**Bloco de texto**
========

Dentro desse contexto, talvez fizesse mais sentido que os calormanos de Lewis lembrassem os indianos em vez dos turcos, já que a Índia era colônia inglesa e uma fonte constante para os vitorianos de exotismo (e escândalo - lembrem-se que eles escreveram a Kama Sutra). A verdade, porém, é que a Turquia estava muito mais próxima e se encaixava melhor no papel de vilã.

Essa posição de país ‘geograficamente europeu, mas não europeu o suficiente’ é muito parecida com a dos russos, que, vejam só, eram inimigos mortais dos turcos quando eles ainda eram o Império Otomano. E foi por essa razão que a Turquia entrou na Primeira Guerra Mundial do lado das Potências Centrais: os franceses eram aliados da Rússia, e como ‘o inimigo do meu inimigo é meu amigo’, os turcos se alinharam com os alemães.

Para além de terem se aliado à Alemanha na Primeira Guerra, o Império Otomano também rendeu aos ingleses uma de suas batalhas mais custosas e traumáticas: a Campanha de Galípoli. Entre abril de 1915 e janeiro de 1916, tropas britânicas, francesas, australianas e neozelandesas tentaram invadir a Turquia e capturar o estreito de Dardanelos, essencial para estabelecer ligação com os russos. Os Aliados terminaram derrotados e tiveram mais de trezentas mil baixas - somando às baixas dos otomanos, entre mortos, feridos, desaparecidos e capturados, foram mais de meio milhão de soldados. A operação foi proposta e liderada pelos britânicos, que a sentiram como uma derrota pessoal. Lewis estava no treinamento de oficial à época, e não é difícil imaginar o impacto que Galípoli (e, depois, Somme) teve sobre o espírito do autor.

========

**Informações exibidas**
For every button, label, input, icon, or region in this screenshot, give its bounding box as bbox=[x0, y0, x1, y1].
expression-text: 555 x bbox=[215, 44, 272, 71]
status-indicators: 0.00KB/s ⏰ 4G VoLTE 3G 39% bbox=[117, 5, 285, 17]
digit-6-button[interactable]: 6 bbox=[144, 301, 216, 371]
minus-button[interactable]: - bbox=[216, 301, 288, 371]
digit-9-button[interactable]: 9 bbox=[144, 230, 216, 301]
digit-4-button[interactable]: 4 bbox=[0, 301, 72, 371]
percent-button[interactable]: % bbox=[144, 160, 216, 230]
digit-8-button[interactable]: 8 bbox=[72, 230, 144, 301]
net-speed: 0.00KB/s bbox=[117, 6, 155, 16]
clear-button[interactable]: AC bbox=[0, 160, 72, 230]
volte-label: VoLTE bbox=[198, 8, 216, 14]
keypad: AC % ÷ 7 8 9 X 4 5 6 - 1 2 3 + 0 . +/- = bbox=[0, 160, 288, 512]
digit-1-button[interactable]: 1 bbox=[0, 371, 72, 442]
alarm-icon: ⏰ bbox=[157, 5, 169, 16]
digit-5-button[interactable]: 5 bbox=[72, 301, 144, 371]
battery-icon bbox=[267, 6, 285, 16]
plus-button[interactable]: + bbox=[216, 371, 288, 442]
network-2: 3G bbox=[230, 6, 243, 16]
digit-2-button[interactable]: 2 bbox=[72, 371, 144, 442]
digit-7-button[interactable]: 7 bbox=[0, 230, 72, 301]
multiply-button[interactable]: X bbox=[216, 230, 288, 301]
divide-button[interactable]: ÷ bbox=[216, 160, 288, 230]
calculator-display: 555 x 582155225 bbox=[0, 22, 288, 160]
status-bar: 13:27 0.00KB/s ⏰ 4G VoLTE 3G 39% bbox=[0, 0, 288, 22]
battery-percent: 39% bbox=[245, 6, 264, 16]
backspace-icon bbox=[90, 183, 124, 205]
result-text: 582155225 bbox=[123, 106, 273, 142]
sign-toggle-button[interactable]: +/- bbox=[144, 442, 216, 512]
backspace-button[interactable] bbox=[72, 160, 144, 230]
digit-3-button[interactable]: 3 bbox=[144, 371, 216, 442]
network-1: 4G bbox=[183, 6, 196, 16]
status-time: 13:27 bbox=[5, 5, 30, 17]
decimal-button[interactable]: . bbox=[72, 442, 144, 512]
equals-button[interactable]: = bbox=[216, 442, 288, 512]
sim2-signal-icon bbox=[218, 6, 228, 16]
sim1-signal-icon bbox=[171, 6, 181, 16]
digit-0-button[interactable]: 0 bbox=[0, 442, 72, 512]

========

**Tarefas a cumprir**
• A. Segundo o bloco de texto, em que período ocorreu a Campanha de Galípoli?
• B. Transforme em lista o parágrafo do bloco de texto que começa com "Para além de terem se aliado", conservando seus fatos principais.
Baseie-se apenas no bloco de texto.

**Resultados do exercício**
• A. Entre abril de 1915 e janeiro de 1916.

• B.
- Além de se aliar à Alemanha na Primeira Guerra, o Império Otomano impôs aos ingleses uma de suas batalhas mais custosas e traumáticas, a Campanha de Galípoli.
- Entre abril de 1915 e janeiro de 1916, tropas britânicas, francesas, australianas e neozelandesas tentaram invadir a Turquia. Seu objetivo era tomar o estreito de Dardanelos, essencial para a ligação com os russos.
- Os Aliados foram derrotados e tiveram mais de trezentas mil baixas. Somadas às dos otomanos, as baixas passaram de meio milhão de soldados, entre mortos, feridos, desaparecidos e capturados.
- A operação foi proposta e liderada pelos britânicos, que a sentiram como uma derrota pessoal.
- Na época, Lewis estava no treinamento de oficial, e é fácil imaginar o impacto de Galípoli (e, depois, de Somme) sobre seu espírito.